Written exercise -
Look for "первой" in the listing below. Gather each line that contains it.

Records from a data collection
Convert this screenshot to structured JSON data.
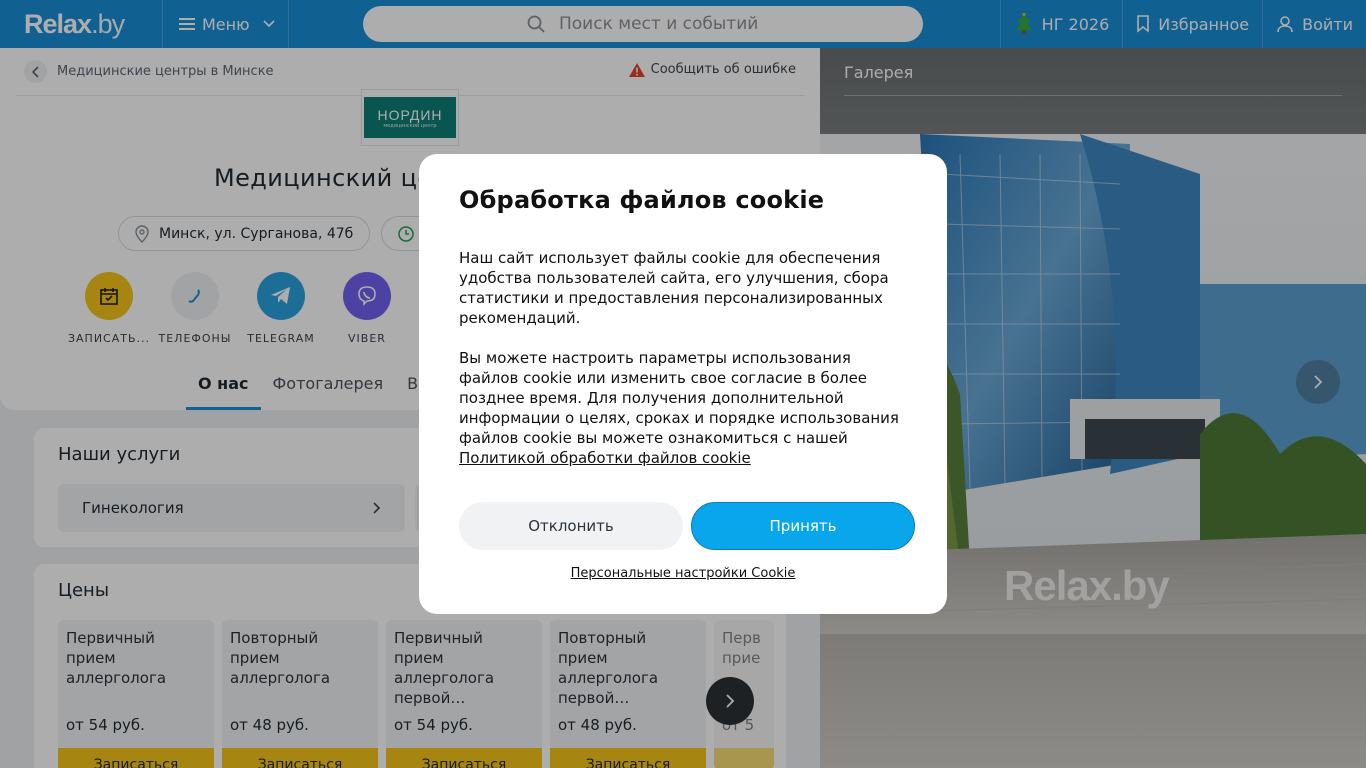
{
  "header": {
    "logo_main": "Relax",
    "logo_suffix": ".by",
    "menu_label": "Меню",
    "search_placeholder": "Поиск мест и событий",
    "ng_label": "НГ 2026",
    "favorites_label": "Избранное",
    "login_label": "Войти"
  },
  "page": {
    "breadcrumb": "Медицинские центры в Минске",
    "report_error": "Сообщить об ошибке",
    "brand_logo_text": "НОРДИН",
    "brand_logo_sub": "медицинский центр",
    "title": "Медицинский це",
    "address": "Минск, ул. Сурганова, 47б",
    "actions": [
      {
        "label": "ЗАПИСАТЬ...",
        "icon": "calendar-icon",
        "color": "#f5c518"
      },
      {
        "label": "ТЕЛЕФОНЫ",
        "icon": "phone-icon",
        "color": "#eef0f2"
      },
      {
        "label": "TELEGRAM",
        "icon": "telegram-icon",
        "color": "#2aa3df"
      },
      {
        "label": "VIBER",
        "icon": "viber-icon",
        "color": "#7360f2"
      }
    ],
    "tabs": [
      "О нас",
      "Фотогалерея",
      "Ви"
    ],
    "services_title": "Наши услуги",
    "services": [
      "Гинекология"
    ],
    "prices_title": "Цены",
    "prices": [
      {
        "name": "Первичный прием аллерголога",
        "price": "от 54 руб.",
        "book": "Записаться"
      },
      {
        "name": "Повторный прием аллерголога",
        "price": "от 48 руб.",
        "book": "Записаться"
      },
      {
        "name": "Первичный прием аллерголога первой…",
        "price": "от 54 руб.",
        "book": "Записаться"
      },
      {
        "name": "Повторный прием аллерголога первой…",
        "price": "от 48 руб.",
        "book": "Записаться"
      },
      {
        "name": "Перв прие",
        "price": "от 5",
        "book": ""
      }
    ]
  },
  "gallery": {
    "title": "Галерея",
    "watermark": "Relax.by"
  },
  "cookie": {
    "title": "Обработка файлов cookie",
    "text1": "Наш сайт использует файлы cookie для обеспечения удобства пользователей сайта, его улучшения, сбора статистики и предоставления персонализированных рекомендаций.",
    "text2": "Вы можете настроить параметры использования файлов cookie или изменить свое согласие в более позднее время. Для получения дополнительной информации о целях, сроках и порядке использования файлов cookie вы можете ознакомиться с нашей",
    "policy_link": "Политикой обработки файлов cookie",
    "decline": "Отклонить",
    "accept": "Принять",
    "personal": "Персональные настройки Cookie"
  },
  "colors": {
    "brand_blue": "#1a8ed8",
    "accept_blue": "#0aa6ec",
    "book_yellow": "#f5c518"
  }
}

Response -
        "name": "Первичный прием аллерголога первой…",
        "name": "Повторный прием аллерголога первой…",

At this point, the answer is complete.